WHAT YOU ARE ASKED TO DO: Filter the entries below, keeping only lines with the word "JSON".
BEGIN INPUT FOR THIS TASK
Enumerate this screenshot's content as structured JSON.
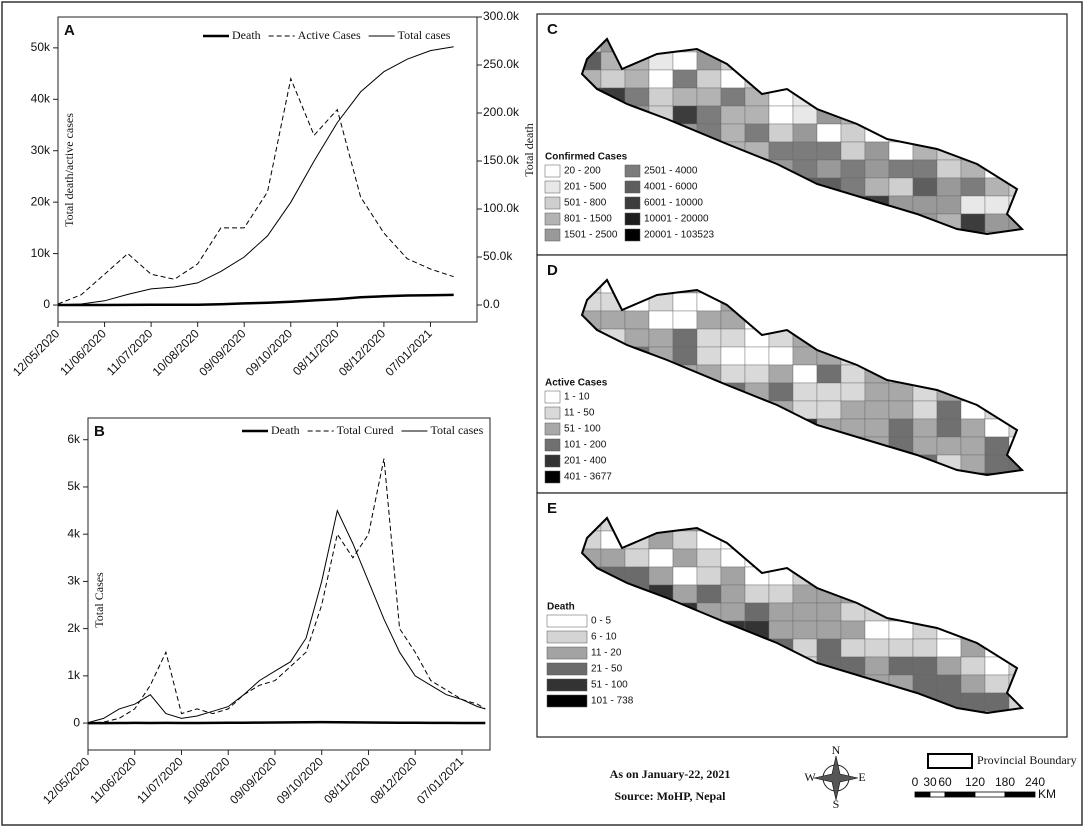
{
  "chart_data": [
    {
      "type": "line",
      "panel": "A",
      "ylabel": "Total death/active cases",
      "y2label": "Total death",
      "x": [
        "12/05/2020",
        "27/05/2020",
        "11/06/2020",
        "26/06/2020",
        "11/07/2020",
        "26/07/2020",
        "10/08/2020",
        "25/08/2020",
        "09/09/2020",
        "24/09/2020",
        "09/10/2020",
        "24/10/2020",
        "08/11/2020",
        "23/11/2020",
        "08/12/2020",
        "23/12/2020",
        "07/01/2021",
        "22/01/2021"
      ],
      "xlim": [
        "12/05/2020",
        "06/02/2021"
      ],
      "xticks": [
        "12/05/2020",
        "11/06/2020",
        "11/07/2020",
        "10/08/2020",
        "09/09/2020",
        "09/10/2020",
        "08/11/2020",
        "08/12/2020",
        "07/01/2021"
      ],
      "ylim": [
        -3300,
        56000
      ],
      "yticks": [
        0,
        {
          "value": 10000,
          "label": "10k"
        },
        {
          "value": 20000,
          "label": "20k"
        },
        {
          "value": 30000,
          "label": "30k"
        },
        {
          "value": 40000,
          "label": "40k"
        },
        {
          "value": 50000,
          "label": "50k"
        }
      ],
      "y2lim": [
        -17700,
        300000
      ],
      "y2ticks": [
        {
          "value": 0,
          "label": "0.0"
        },
        {
          "value": 50000,
          "label": "50.0k"
        },
        {
          "value": 100000,
          "label": "100.0k"
        },
        {
          "value": 150000,
          "label": "150.0k"
        },
        {
          "value": 200000,
          "label": "200.0k"
        },
        {
          "value": 250000,
          "label": "250.0k"
        },
        {
          "value": 300000,
          "label": "300.0k"
        }
      ],
      "series": [
        {
          "name": "Death",
          "color": "#000000",
          "dash": "solid",
          "width": 2.5,
          "values": [
            0,
            5,
            10,
            30,
            40,
            45,
            60,
            150,
            320,
            450,
            650,
            900,
            1150,
            1500,
            1700,
            1850,
            1920,
            1960
          ]
        },
        {
          "name": "Active Cases",
          "color": "#000000",
          "dash": "dashed",
          "width": 1,
          "values": [
            200,
            2000,
            6000,
            10000,
            6000,
            5000,
            8000,
            15000,
            15000,
            22000,
            44000,
            33000,
            38000,
            21000,
            14000,
            9000,
            7000,
            5500
          ]
        },
        {
          "name": "Total cases",
          "color": "#000000",
          "dash": "solid",
          "width": 1,
          "axis": "y2",
          "values": [
            200,
            1000,
            4400,
            11000,
            16800,
            18800,
            23000,
            35000,
            50000,
            72000,
            107000,
            150000,
            190000,
            222000,
            243000,
            256000,
            265000,
            269000
          ]
        }
      ]
    },
    {
      "type": "line",
      "panel": "B",
      "ylabel": "Total Cases",
      "x": [
        "12/05/2020",
        "22/05/2020",
        "01/06/2020",
        "11/06/2020",
        "21/06/2020",
        "01/07/2020",
        "11/07/2020",
        "21/07/2020",
        "31/07/2020",
        "10/08/2020",
        "20/08/2020",
        "30/08/2020",
        "09/09/2020",
        "19/09/2020",
        "29/09/2020",
        "09/10/2020",
        "19/10/2020",
        "29/10/2020",
        "08/11/2020",
        "18/11/2020",
        "28/11/2020",
        "08/12/2020",
        "18/12/2020",
        "28/12/2020",
        "07/01/2021",
        "17/01/2021",
        "22/01/2021"
      ],
      "xlim": [
        "12/05/2020",
        "25/01/2021"
      ],
      "xticks": [
        "12/05/2020",
        "11/06/2020",
        "11/07/2020",
        "10/08/2020",
        "09/09/2020",
        "09/10/2020",
        "08/11/2020",
        "08/12/2020",
        "07/01/2021"
      ],
      "ylim": [
        -570,
        6460
      ],
      "yticks": [
        0,
        {
          "value": 1000,
          "label": "1k"
        },
        {
          "value": 2000,
          "label": "2k"
        },
        {
          "value": 3000,
          "label": "3k"
        },
        {
          "value": 4000,
          "label": "4k"
        },
        {
          "value": 5000,
          "label": "5k"
        },
        {
          "value": 6000,
          "label": "6k"
        }
      ],
      "series": [
        {
          "name": "Death",
          "color": "#000000",
          "dash": "solid",
          "width": 2.5,
          "values": [
            0,
            0,
            1,
            3,
            2,
            3,
            2,
            2,
            3,
            5,
            8,
            10,
            12,
            15,
            18,
            20,
            18,
            15,
            12,
            10,
            8,
            5,
            4,
            3,
            2,
            2,
            1
          ]
        },
        {
          "name": "Total Cured",
          "color": "#000000",
          "dash": "dashed",
          "width": 1,
          "values": [
            0,
            20,
            100,
            300,
            800,
            1500,
            200,
            300,
            200,
            300,
            600,
            800,
            900,
            1200,
            1500,
            2500,
            4000,
            3500,
            4000,
            5600,
            2000,
            1500,
            900,
            700,
            500,
            400,
            300
          ]
        },
        {
          "name": "Total cases",
          "color": "#000000",
          "dash": "solid",
          "width": 1,
          "values": [
            10,
            100,
            300,
            400,
            600,
            200,
            100,
            150,
            250,
            350,
            600,
            900,
            1100,
            1300,
            1800,
            3000,
            4500,
            3800,
            3000,
            2200,
            1500,
            1000,
            800,
            600,
            500,
            350,
            300
          ]
        }
      ]
    }
  ],
  "maps": [
    {
      "panel": "C",
      "legend_title": "Confirmed Cases",
      "legend": [
        {
          "label": "20 - 200",
          "color": "#ffffff"
        },
        {
          "label": "201 - 500",
          "color": "#e8e8e8"
        },
        {
          "label": "501 - 800",
          "color": "#cfcfcf"
        },
        {
          "label": "801 - 1500",
          "color": "#b3b3b3"
        },
        {
          "label": "1501 - 2500",
          "color": "#999999"
        },
        {
          "label": "2501 - 4000",
          "color": "#7c7c7c"
        },
        {
          "label": "4001 - 6000",
          "color": "#5e5e5e"
        },
        {
          "label": "6001 - 10000",
          "color": "#3c3c3c"
        },
        {
          "label": "10001 - 20000",
          "color": "#1e1e1e"
        },
        {
          "label": "20001 - 103523",
          "color": "#000000"
        }
      ]
    },
    {
      "panel": "D",
      "legend_title": "Active Cases",
      "legend": [
        {
          "label": "1 - 10",
          "color": "#ffffff"
        },
        {
          "label": "11 - 50",
          "color": "#d9d9d9"
        },
        {
          "label": "51 - 100",
          "color": "#a8a8a8"
        },
        {
          "label": "101 - 200",
          "color": "#707070"
        },
        {
          "label": "201 - 400",
          "color": "#333333"
        },
        {
          "label": "401 - 3677",
          "color": "#000000"
        }
      ]
    },
    {
      "panel": "E",
      "legend_title": "Death",
      "legend": [
        {
          "label": "0 - 5",
          "color": "#ffffff"
        },
        {
          "label": "6 - 10",
          "color": "#d4d4d4"
        },
        {
          "label": "11 - 20",
          "color": "#a3a3a3"
        },
        {
          "label": "21 - 50",
          "color": "#6b6b6b"
        },
        {
          "label": "51 - 100",
          "color": "#333333"
        },
        {
          "label": "101 - 738",
          "color": "#000000"
        }
      ]
    }
  ],
  "footer": {
    "date": "As on January-22, 2021",
    "source": "Source: MoHP, Nepal",
    "compass": [
      "N",
      "E",
      "S",
      "W"
    ],
    "boundary": "Provincial Boundary",
    "scale_labels": [
      "0",
      "30",
      "60",
      "120",
      "180",
      "240"
    ],
    "scale_unit": "KM"
  }
}
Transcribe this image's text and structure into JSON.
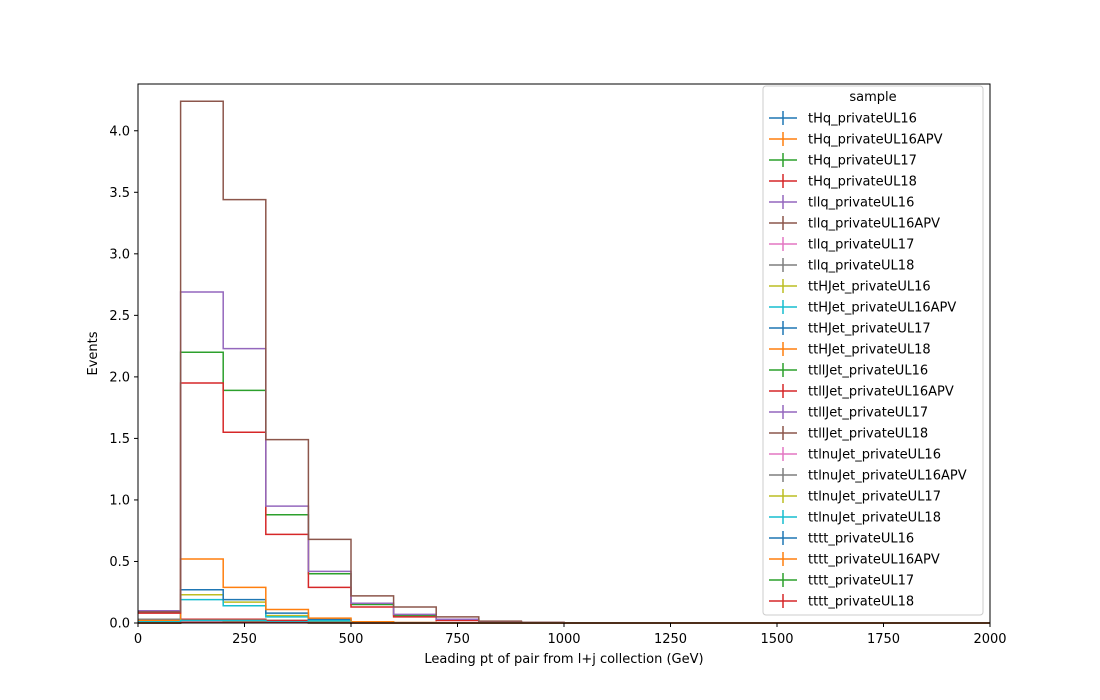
{
  "chart_data": {
    "type": "step histogram",
    "xlabel": "Leading pt of pair from l+j collection (GeV)",
    "ylabel": "Events",
    "xlim": [
      0,
      2000
    ],
    "ylim": [
      0,
      4.38
    ],
    "xticks": [
      0,
      250,
      500,
      750,
      1000,
      1250,
      1500,
      1750,
      2000
    ],
    "yticks": [
      0.0,
      0.5,
      1.0,
      1.5,
      2.0,
      2.5,
      3.0,
      3.5,
      4.0
    ],
    "bin_edges": [
      0,
      100,
      200,
      300,
      400,
      500,
      600,
      700,
      800,
      900,
      1000,
      1100,
      1200,
      1300,
      1400,
      1500,
      1600,
      1700,
      1800,
      1900,
      2000
    ],
    "legend_title": "sample",
    "legend_position": "upper right",
    "series": [
      {
        "name": "tHq_privateUL16",
        "color": "#1f77b4",
        "values": [
          0.01,
          0.02,
          0.02,
          0.01,
          0.005,
          0.002,
          0.001,
          0,
          0,
          0,
          0,
          0,
          0,
          0,
          0,
          0,
          0,
          0,
          0,
          0
        ]
      },
      {
        "name": "tHq_privateUL16APV",
        "color": "#ff7f0e",
        "values": [
          0.01,
          0.02,
          0.02,
          0.01,
          0.005,
          0.002,
          0.001,
          0,
          0,
          0,
          0,
          0,
          0,
          0,
          0,
          0,
          0,
          0,
          0,
          0
        ]
      },
      {
        "name": "tHq_privateUL17",
        "color": "#2ca02c",
        "values": [
          0.01,
          0.02,
          0.03,
          0.02,
          0.01,
          0.003,
          0.001,
          0,
          0,
          0,
          0,
          0,
          0,
          0,
          0,
          0,
          0,
          0,
          0,
          0
        ]
      },
      {
        "name": "tHq_privateUL18",
        "color": "#d62728",
        "values": [
          0.01,
          0.03,
          0.03,
          0.02,
          0.01,
          0.004,
          0.001,
          0,
          0,
          0,
          0,
          0,
          0,
          0,
          0,
          0,
          0,
          0,
          0,
          0
        ]
      },
      {
        "name": "tllq_privateUL16",
        "color": "#9467bd",
        "values": [
          0.02,
          0.01,
          0.01,
          0.005,
          0.002,
          0.001,
          0,
          0,
          0,
          0,
          0,
          0,
          0,
          0,
          0,
          0,
          0,
          0,
          0,
          0
        ]
      },
      {
        "name": "tllq_privateUL16APV",
        "color": "#8c564b",
        "values": [
          0.02,
          0.01,
          0.01,
          0.005,
          0.002,
          0.001,
          0,
          0,
          0,
          0,
          0,
          0,
          0,
          0,
          0,
          0,
          0,
          0,
          0,
          0
        ]
      },
      {
        "name": "tllq_privateUL17",
        "color": "#e377c2",
        "values": [
          0.02,
          0.01,
          0.01,
          0.005,
          0.002,
          0.001,
          0,
          0,
          0,
          0,
          0,
          0,
          0,
          0,
          0,
          0,
          0,
          0,
          0,
          0
        ]
      },
      {
        "name": "tllq_privateUL18",
        "color": "#7f7f7f",
        "values": [
          0.03,
          0.02,
          0.01,
          0.005,
          0.002,
          0.001,
          0,
          0,
          0,
          0,
          0,
          0,
          0,
          0,
          0,
          0,
          0,
          0,
          0,
          0
        ]
      },
      {
        "name": "ttHJet_privateUL16",
        "color": "#bcbd22",
        "values": [
          0.01,
          0.23,
          0.17,
          0.06,
          0.02,
          0.005,
          0.002,
          0.001,
          0,
          0,
          0,
          0,
          0,
          0,
          0,
          0,
          0,
          0,
          0,
          0
        ]
      },
      {
        "name": "ttHJet_privateUL16APV",
        "color": "#17becf",
        "values": [
          0.01,
          0.19,
          0.14,
          0.05,
          0.02,
          0.005,
          0.002,
          0.001,
          0,
          0,
          0,
          0,
          0,
          0,
          0,
          0,
          0,
          0,
          0,
          0
        ]
      },
      {
        "name": "ttHJet_privateUL17",
        "color": "#1f77b4",
        "values": [
          0.02,
          0.27,
          0.19,
          0.08,
          0.03,
          0.008,
          0.003,
          0.001,
          0,
          0,
          0,
          0,
          0,
          0,
          0,
          0,
          0,
          0,
          0,
          0
        ]
      },
      {
        "name": "ttHJet_privateUL18",
        "color": "#ff7f0e",
        "values": [
          0.02,
          0.52,
          0.29,
          0.11,
          0.04,
          0.01,
          0.004,
          0.001,
          0,
          0,
          0,
          0,
          0,
          0,
          0,
          0,
          0,
          0,
          0,
          0
        ]
      },
      {
        "name": "ttllJet_privateUL16",
        "color": "#2ca02c",
        "values": [
          0.1,
          2.2,
          1.89,
          0.88,
          0.4,
          0.15,
          0.06,
          0.03,
          0.01,
          0.003,
          0.001,
          0,
          0,
          0,
          0,
          0,
          0,
          0,
          0,
          0
        ]
      },
      {
        "name": "ttllJet_privateUL16APV",
        "color": "#d62728",
        "values": [
          0.08,
          1.95,
          1.55,
          0.72,
          0.29,
          0.13,
          0.05,
          0.02,
          0.008,
          0.003,
          0.001,
          0,
          0,
          0,
          0,
          0,
          0,
          0,
          0,
          0
        ]
      },
      {
        "name": "ttllJet_privateUL17",
        "color": "#9467bd",
        "values": [
          0.1,
          2.69,
          2.23,
          0.95,
          0.42,
          0.16,
          0.07,
          0.03,
          0.01,
          0.004,
          0.001,
          0,
          0,
          0,
          0,
          0,
          0,
          0,
          0,
          0
        ]
      },
      {
        "name": "ttllJet_privateUL18",
        "color": "#8c564b",
        "values": [
          0.09,
          4.24,
          3.44,
          1.49,
          0.68,
          0.22,
          0.13,
          0.05,
          0.015,
          0.005,
          0.002,
          0,
          0,
          0,
          0,
          0,
          0,
          0,
          0,
          0
        ]
      },
      {
        "name": "ttlnuJet_privateUL16",
        "color": "#e377c2",
        "values": [
          0.01,
          0.02,
          0.02,
          0.01,
          0.005,
          0.002,
          0.001,
          0,
          0,
          0,
          0,
          0,
          0,
          0,
          0,
          0,
          0,
          0,
          0,
          0
        ]
      },
      {
        "name": "ttlnuJet_privateUL16APV",
        "color": "#7f7f7f",
        "values": [
          0.01,
          0.02,
          0.02,
          0.01,
          0.005,
          0.002,
          0.001,
          0,
          0,
          0,
          0,
          0,
          0,
          0,
          0,
          0,
          0,
          0,
          0,
          0
        ]
      },
      {
        "name": "ttlnuJet_privateUL17",
        "color": "#bcbd22",
        "values": [
          0.01,
          0.02,
          0.02,
          0.01,
          0.005,
          0.002,
          0.001,
          0,
          0,
          0,
          0,
          0,
          0,
          0,
          0,
          0,
          0,
          0,
          0,
          0
        ]
      },
      {
        "name": "ttlnuJet_privateUL18",
        "color": "#17becf",
        "values": [
          0.01,
          0.02,
          0.02,
          0.01,
          0.005,
          0.002,
          0.001,
          0,
          0,
          0,
          0,
          0,
          0,
          0,
          0,
          0,
          0,
          0,
          0,
          0
        ]
      },
      {
        "name": "tttt_privateUL16",
        "color": "#1f77b4",
        "values": [
          0,
          0.002,
          0.003,
          0.002,
          0.001,
          0,
          0,
          0,
          0,
          0,
          0,
          0,
          0,
          0,
          0,
          0,
          0,
          0,
          0,
          0
        ]
      },
      {
        "name": "tttt_privateUL16APV",
        "color": "#ff7f0e",
        "values": [
          0,
          0.002,
          0.003,
          0.002,
          0.001,
          0,
          0,
          0,
          0,
          0,
          0,
          0,
          0,
          0,
          0,
          0,
          0,
          0,
          0,
          0
        ]
      },
      {
        "name": "tttt_privateUL17",
        "color": "#2ca02c",
        "values": [
          0,
          0.002,
          0.003,
          0.002,
          0.001,
          0,
          0,
          0,
          0,
          0,
          0,
          0,
          0,
          0,
          0,
          0,
          0,
          0,
          0,
          0
        ]
      },
      {
        "name": "tttt_privateUL18",
        "color": "#d62728",
        "values": [
          0,
          0.003,
          0.004,
          0.003,
          0.001,
          0,
          0,
          0,
          0,
          0,
          0,
          0,
          0,
          0,
          0,
          0,
          0,
          0,
          0,
          0
        ]
      }
    ]
  }
}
END INPUT FOR THIS TASK
SOLUTION FOR THIS TASK:
Enumerate this screenshot's content as structured JSON.
Transcribe this image's text and structure into JSON.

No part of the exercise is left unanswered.